=== Supplied data ===

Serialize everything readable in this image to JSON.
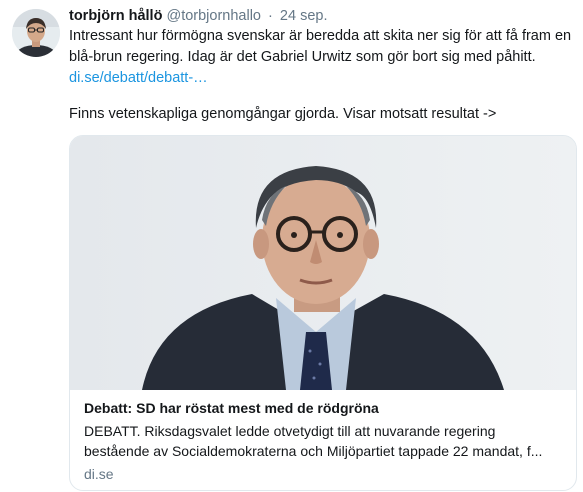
{
  "tweet": {
    "display_name": "torbjörn hållö",
    "handle": "@torbjornhallo",
    "separator": "·",
    "date": "24 sep.",
    "text_line1": "Intressant hur förmögna svenskar är beredda att skita ner sig för att få fram en",
    "text_line2": "blå-brun regering. Idag är det Gabriel Urwitz som gör bort sig med påhitt.",
    "link": "di.se/debatt/debatt-…",
    "text_para2": "Finns vetenskapliga genomgångar gjorda. Visar motsatt resultat ->"
  },
  "card": {
    "title": "Debatt: SD har röstat mest med de rödgröna",
    "description_line1": "DEBATT. Riksdagsvalet ledde otvetydigt till att nuvarande regering",
    "description_line2": "bestående av Socialdemokraterna och Miljöpartiet tappade 22 mandat, f...",
    "domain": "di.se"
  },
  "icons": {
    "avatar": "profile-photo",
    "card_image": "portrait-photo"
  },
  "colors": {
    "link": "#1b95e0",
    "muted": "#657786",
    "text": "#14171a",
    "border": "#e1e8ed"
  }
}
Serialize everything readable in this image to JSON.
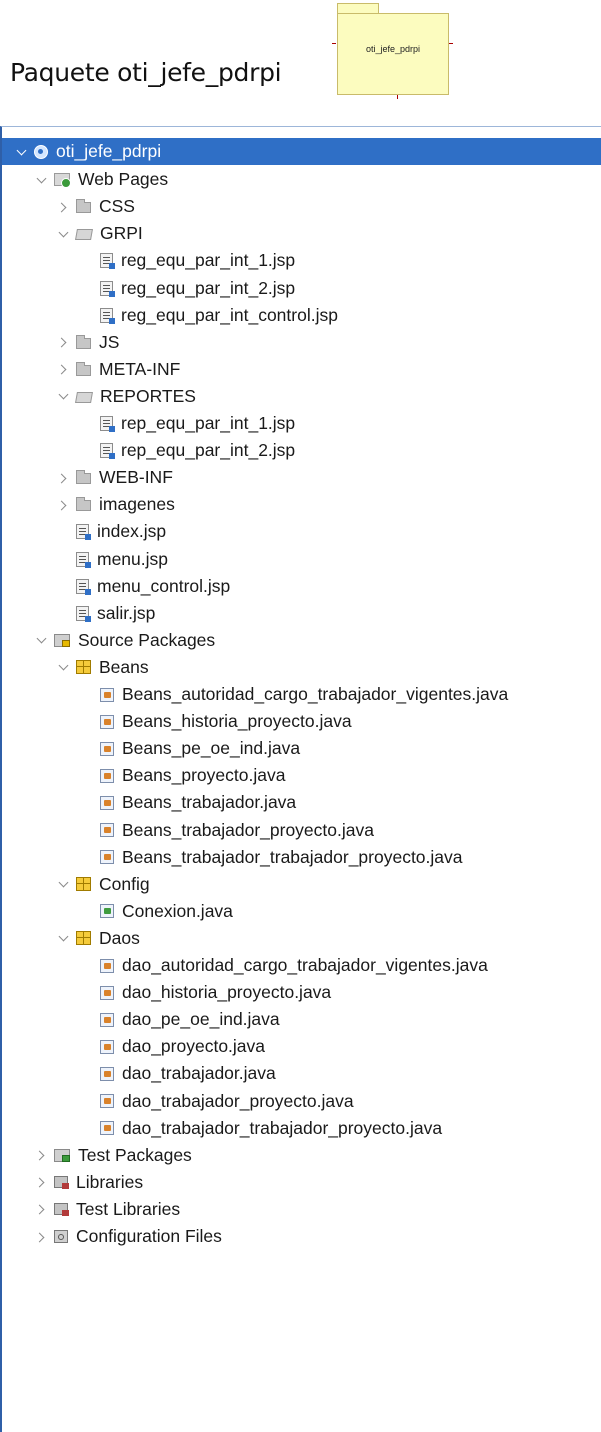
{
  "heading": "Paquete oti_jefe_pdrpi",
  "package_box": {
    "label": "oti_jefe_pdrpi",
    "fill": "#fcfcbf"
  },
  "selection_color": "#2f6fc6",
  "tree": [
    {
      "label": "oti_jefe_pdrpi",
      "level": 0,
      "chevron": "down",
      "icon": "project-globe-icon",
      "selected": true
    },
    {
      "label": "Web Pages",
      "level": 1,
      "chevron": "down",
      "icon": "web-pages-icon"
    },
    {
      "label": "CSS",
      "level": 2,
      "chevron": "right",
      "icon": "folder-icon"
    },
    {
      "label": "GRPI",
      "level": 2,
      "chevron": "down",
      "icon": "folder-open-icon"
    },
    {
      "label": "reg_equ_par_int_1.jsp",
      "level": 3,
      "chevron": "none",
      "icon": "jsp-file-icon"
    },
    {
      "label": "reg_equ_par_int_2.jsp",
      "level": 3,
      "chevron": "none",
      "icon": "jsp-file-icon"
    },
    {
      "label": "reg_equ_par_int_control.jsp",
      "level": 3,
      "chevron": "none",
      "icon": "jsp-file-icon"
    },
    {
      "label": "JS",
      "level": 2,
      "chevron": "right",
      "icon": "folder-icon"
    },
    {
      "label": "META-INF",
      "level": 2,
      "chevron": "right",
      "icon": "folder-icon"
    },
    {
      "label": "REPORTES",
      "level": 2,
      "chevron": "down",
      "icon": "folder-open-icon"
    },
    {
      "label": "rep_equ_par_int_1.jsp",
      "level": 3,
      "chevron": "none",
      "icon": "jsp-file-icon"
    },
    {
      "label": "rep_equ_par_int_2.jsp",
      "level": 3,
      "chevron": "none",
      "icon": "jsp-file-icon"
    },
    {
      "label": "WEB-INF",
      "level": 2,
      "chevron": "right",
      "icon": "folder-icon"
    },
    {
      "label": "imagenes",
      "level": 2,
      "chevron": "right",
      "icon": "folder-icon"
    },
    {
      "label": "index.jsp",
      "level": 2,
      "chevron": "none",
      "icon": "jsp-file-icon"
    },
    {
      "label": "menu.jsp",
      "level": 2,
      "chevron": "none",
      "icon": "jsp-file-icon"
    },
    {
      "label": "menu_control.jsp",
      "level": 2,
      "chevron": "none",
      "icon": "jsp-file-icon"
    },
    {
      "label": "salir.jsp",
      "level": 2,
      "chevron": "none",
      "icon": "jsp-file-icon"
    },
    {
      "label": "Source Packages",
      "level": 1,
      "chevron": "down",
      "icon": "source-packages-icon"
    },
    {
      "label": "Beans",
      "level": 2,
      "chevron": "down",
      "icon": "package-icon"
    },
    {
      "label": "Beans_autoridad_cargo_trabajador_vigentes.java",
      "level": 3,
      "chevron": "none",
      "icon": "java-file-icon"
    },
    {
      "label": "Beans_historia_proyecto.java",
      "level": 3,
      "chevron": "none",
      "icon": "java-file-icon"
    },
    {
      "label": "Beans_pe_oe_ind.java",
      "level": 3,
      "chevron": "none",
      "icon": "java-file-icon"
    },
    {
      "label": "Beans_proyecto.java",
      "level": 3,
      "chevron": "none",
      "icon": "java-file-icon"
    },
    {
      "label": "Beans_trabajador.java",
      "level": 3,
      "chevron": "none",
      "icon": "java-file-icon"
    },
    {
      "label": "Beans_trabajador_proyecto.java",
      "level": 3,
      "chevron": "none",
      "icon": "java-file-icon"
    },
    {
      "label": "Beans_trabajador_trabajador_proyecto.java",
      "level": 3,
      "chevron": "none",
      "icon": "java-file-icon"
    },
    {
      "label": "Config",
      "level": 2,
      "chevron": "down",
      "icon": "package-icon"
    },
    {
      "label": "Conexion.java",
      "level": 3,
      "chevron": "none",
      "icon": "java-main-file-icon"
    },
    {
      "label": "Daos",
      "level": 2,
      "chevron": "down",
      "icon": "package-icon"
    },
    {
      "label": "dao_autoridad_cargo_trabajador_vigentes.java",
      "level": 3,
      "chevron": "none",
      "icon": "java-file-icon"
    },
    {
      "label": "dao_historia_proyecto.java",
      "level": 3,
      "chevron": "none",
      "icon": "java-file-icon"
    },
    {
      "label": "dao_pe_oe_ind.java",
      "level": 3,
      "chevron": "none",
      "icon": "java-file-icon"
    },
    {
      "label": "dao_proyecto.java",
      "level": 3,
      "chevron": "none",
      "icon": "java-file-icon"
    },
    {
      "label": "dao_trabajador.java",
      "level": 3,
      "chevron": "none",
      "icon": "java-file-icon"
    },
    {
      "label": "dao_trabajador_proyecto.java",
      "level": 3,
      "chevron": "none",
      "icon": "java-file-icon"
    },
    {
      "label": "dao_trabajador_trabajador_proyecto.java",
      "level": 3,
      "chevron": "none",
      "icon": "java-file-icon"
    },
    {
      "label": "Test Packages",
      "level": 1,
      "chevron": "right",
      "icon": "test-packages-icon"
    },
    {
      "label": "Libraries",
      "level": 1,
      "chevron": "right",
      "icon": "libraries-icon"
    },
    {
      "label": "Test Libraries",
      "level": 1,
      "chevron": "right",
      "icon": "test-libraries-icon"
    },
    {
      "label": "Configuration Files",
      "level": 1,
      "chevron": "right",
      "icon": "configuration-files-icon"
    }
  ]
}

===

Task objective | Report each line in the preceding entries that holds the string "link".

Output of the exercise |
    "link": "di.se/debatt/debatt-…",
    "link": "#1b95e0",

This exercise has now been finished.